=== DESCRIPTION OF THE TASK ===
State the number of lines in the material below that have "medal" in them, without any other text.

[Data entries]
▶

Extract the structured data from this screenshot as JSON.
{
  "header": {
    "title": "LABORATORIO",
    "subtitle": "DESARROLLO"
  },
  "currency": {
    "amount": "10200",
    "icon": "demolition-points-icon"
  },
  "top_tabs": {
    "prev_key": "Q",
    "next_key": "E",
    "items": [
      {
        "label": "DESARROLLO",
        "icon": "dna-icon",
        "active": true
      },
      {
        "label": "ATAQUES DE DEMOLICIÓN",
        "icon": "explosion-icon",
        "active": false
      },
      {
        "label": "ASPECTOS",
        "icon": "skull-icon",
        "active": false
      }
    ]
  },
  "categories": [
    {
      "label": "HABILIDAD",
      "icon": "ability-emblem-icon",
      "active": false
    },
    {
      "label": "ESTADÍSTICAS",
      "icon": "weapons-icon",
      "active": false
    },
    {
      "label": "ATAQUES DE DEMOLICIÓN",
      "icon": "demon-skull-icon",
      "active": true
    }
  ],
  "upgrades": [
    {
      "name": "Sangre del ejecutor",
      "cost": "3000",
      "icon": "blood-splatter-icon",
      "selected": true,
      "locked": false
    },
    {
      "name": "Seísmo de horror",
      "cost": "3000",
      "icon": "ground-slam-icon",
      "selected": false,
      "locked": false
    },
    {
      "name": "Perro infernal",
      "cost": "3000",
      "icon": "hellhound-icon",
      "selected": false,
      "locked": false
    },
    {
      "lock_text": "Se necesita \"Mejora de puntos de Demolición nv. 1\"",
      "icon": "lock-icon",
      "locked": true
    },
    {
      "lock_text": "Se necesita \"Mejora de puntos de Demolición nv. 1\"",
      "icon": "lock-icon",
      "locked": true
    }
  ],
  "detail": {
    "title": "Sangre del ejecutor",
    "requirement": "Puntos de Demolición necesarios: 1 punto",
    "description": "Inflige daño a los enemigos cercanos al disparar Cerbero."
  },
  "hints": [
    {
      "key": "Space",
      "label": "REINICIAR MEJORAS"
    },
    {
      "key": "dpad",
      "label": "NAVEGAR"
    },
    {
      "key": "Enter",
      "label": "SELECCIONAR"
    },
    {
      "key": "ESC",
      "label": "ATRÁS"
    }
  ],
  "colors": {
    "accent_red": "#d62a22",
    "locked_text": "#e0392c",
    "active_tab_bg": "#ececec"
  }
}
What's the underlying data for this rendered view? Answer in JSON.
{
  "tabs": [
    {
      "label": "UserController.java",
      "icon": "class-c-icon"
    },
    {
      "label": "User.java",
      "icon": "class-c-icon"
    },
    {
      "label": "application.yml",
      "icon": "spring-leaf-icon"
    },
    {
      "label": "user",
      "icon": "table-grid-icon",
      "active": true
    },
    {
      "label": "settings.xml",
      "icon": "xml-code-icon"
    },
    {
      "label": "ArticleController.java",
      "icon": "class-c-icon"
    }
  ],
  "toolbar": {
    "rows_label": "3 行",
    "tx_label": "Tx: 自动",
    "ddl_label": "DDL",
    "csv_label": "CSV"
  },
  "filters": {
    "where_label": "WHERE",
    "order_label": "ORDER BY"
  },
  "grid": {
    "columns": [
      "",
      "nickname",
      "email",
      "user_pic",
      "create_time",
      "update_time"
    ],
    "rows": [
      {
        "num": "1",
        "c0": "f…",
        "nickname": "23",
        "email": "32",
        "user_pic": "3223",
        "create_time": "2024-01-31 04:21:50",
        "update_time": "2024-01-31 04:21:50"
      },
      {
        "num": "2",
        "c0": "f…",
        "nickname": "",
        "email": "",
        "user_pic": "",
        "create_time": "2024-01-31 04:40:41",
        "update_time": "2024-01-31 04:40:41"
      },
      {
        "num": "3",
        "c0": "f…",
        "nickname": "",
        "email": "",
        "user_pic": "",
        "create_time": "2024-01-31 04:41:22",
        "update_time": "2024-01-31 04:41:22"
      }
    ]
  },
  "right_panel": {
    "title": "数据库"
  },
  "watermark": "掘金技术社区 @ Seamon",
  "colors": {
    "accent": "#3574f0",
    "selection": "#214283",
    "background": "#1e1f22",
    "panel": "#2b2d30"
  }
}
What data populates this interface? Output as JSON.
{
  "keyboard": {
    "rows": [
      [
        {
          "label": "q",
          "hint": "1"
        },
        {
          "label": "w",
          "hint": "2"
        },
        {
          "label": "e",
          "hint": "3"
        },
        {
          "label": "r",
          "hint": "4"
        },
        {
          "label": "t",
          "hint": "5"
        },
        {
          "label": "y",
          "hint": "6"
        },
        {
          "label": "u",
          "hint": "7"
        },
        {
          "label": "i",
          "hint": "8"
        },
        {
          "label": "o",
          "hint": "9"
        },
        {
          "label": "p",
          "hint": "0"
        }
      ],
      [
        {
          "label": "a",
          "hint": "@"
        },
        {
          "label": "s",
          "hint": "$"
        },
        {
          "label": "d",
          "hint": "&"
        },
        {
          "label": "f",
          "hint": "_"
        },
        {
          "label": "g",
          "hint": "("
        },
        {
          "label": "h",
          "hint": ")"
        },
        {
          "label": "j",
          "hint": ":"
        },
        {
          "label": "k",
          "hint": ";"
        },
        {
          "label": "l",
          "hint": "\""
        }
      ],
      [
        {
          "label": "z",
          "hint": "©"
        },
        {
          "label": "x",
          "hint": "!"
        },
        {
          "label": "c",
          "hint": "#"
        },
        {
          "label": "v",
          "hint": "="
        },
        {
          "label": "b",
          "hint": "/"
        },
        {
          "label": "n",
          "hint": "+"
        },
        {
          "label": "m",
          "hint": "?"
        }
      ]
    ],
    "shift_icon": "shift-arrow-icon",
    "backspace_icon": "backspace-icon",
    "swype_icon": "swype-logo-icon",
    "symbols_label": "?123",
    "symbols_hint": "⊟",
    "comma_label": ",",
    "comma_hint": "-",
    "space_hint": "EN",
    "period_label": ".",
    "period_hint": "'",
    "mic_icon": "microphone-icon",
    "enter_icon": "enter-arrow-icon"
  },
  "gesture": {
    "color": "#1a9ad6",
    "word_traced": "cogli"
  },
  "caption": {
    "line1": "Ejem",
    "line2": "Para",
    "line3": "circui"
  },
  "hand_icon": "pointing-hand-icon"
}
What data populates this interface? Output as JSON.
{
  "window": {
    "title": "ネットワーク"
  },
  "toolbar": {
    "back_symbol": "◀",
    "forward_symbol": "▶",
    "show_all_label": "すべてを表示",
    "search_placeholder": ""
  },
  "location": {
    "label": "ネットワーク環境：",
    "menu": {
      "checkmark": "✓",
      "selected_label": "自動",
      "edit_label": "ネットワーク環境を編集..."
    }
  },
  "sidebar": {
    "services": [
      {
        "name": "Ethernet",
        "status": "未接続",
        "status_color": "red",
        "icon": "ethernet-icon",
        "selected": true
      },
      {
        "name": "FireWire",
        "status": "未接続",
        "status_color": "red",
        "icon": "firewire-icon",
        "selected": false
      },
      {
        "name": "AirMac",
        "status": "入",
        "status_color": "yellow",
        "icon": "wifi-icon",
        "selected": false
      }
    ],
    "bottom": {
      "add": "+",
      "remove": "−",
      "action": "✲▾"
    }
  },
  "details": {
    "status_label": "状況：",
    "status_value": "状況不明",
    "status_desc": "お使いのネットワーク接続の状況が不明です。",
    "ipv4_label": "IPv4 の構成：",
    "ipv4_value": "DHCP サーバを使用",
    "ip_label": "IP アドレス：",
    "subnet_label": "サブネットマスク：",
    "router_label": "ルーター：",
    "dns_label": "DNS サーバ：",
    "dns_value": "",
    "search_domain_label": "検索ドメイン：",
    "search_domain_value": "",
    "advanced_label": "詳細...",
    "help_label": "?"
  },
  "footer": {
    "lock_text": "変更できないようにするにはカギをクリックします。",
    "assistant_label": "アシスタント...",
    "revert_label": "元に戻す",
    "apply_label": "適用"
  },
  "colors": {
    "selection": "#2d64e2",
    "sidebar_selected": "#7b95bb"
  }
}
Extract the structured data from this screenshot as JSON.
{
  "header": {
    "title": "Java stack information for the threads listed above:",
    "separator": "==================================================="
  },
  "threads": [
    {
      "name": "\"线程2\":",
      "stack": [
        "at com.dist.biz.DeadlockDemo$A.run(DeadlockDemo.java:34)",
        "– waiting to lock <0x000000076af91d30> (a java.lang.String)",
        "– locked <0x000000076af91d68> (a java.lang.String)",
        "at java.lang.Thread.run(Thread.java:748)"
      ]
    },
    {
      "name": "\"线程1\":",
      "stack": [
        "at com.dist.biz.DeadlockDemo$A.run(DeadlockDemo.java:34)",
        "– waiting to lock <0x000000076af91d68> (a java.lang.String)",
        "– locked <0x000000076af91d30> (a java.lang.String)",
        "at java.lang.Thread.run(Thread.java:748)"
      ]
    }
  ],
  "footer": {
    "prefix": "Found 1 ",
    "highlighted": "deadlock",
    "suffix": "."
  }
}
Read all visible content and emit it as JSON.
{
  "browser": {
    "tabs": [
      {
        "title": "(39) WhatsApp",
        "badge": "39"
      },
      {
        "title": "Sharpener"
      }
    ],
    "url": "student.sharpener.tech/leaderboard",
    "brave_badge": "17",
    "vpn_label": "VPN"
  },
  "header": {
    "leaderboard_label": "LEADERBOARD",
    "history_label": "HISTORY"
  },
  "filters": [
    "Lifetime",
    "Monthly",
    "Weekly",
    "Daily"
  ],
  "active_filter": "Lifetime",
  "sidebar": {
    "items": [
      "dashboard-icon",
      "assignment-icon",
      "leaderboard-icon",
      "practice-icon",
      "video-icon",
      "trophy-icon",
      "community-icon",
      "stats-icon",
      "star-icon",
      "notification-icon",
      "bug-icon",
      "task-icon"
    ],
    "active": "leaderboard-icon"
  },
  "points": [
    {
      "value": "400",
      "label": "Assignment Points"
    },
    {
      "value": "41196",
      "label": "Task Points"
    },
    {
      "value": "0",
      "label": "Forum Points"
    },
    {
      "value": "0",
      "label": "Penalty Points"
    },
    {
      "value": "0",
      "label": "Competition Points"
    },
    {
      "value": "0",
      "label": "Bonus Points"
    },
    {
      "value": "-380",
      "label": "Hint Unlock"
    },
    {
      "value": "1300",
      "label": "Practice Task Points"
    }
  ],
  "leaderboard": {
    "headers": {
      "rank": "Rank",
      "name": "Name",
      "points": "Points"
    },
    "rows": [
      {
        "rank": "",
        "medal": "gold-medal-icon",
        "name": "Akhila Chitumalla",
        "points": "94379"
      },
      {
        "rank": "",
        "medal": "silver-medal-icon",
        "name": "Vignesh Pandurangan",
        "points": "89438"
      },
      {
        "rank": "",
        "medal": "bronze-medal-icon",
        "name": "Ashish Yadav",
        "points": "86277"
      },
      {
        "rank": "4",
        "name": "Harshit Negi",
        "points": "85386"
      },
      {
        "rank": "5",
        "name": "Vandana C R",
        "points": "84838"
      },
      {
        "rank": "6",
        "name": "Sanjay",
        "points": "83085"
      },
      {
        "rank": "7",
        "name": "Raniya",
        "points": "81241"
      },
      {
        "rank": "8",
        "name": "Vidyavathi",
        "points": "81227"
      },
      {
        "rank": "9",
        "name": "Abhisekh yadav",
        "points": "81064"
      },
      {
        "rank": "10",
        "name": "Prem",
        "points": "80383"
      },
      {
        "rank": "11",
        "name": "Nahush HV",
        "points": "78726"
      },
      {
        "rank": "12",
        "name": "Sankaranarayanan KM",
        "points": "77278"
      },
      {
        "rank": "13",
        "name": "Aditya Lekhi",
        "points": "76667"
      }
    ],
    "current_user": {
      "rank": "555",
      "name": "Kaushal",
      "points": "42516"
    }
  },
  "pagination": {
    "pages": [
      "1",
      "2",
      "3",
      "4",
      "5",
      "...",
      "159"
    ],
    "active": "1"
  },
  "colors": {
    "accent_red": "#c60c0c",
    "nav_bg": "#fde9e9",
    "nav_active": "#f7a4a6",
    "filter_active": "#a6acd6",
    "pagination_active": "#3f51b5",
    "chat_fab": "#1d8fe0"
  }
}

◀

=== WORKED ANSWER ===
3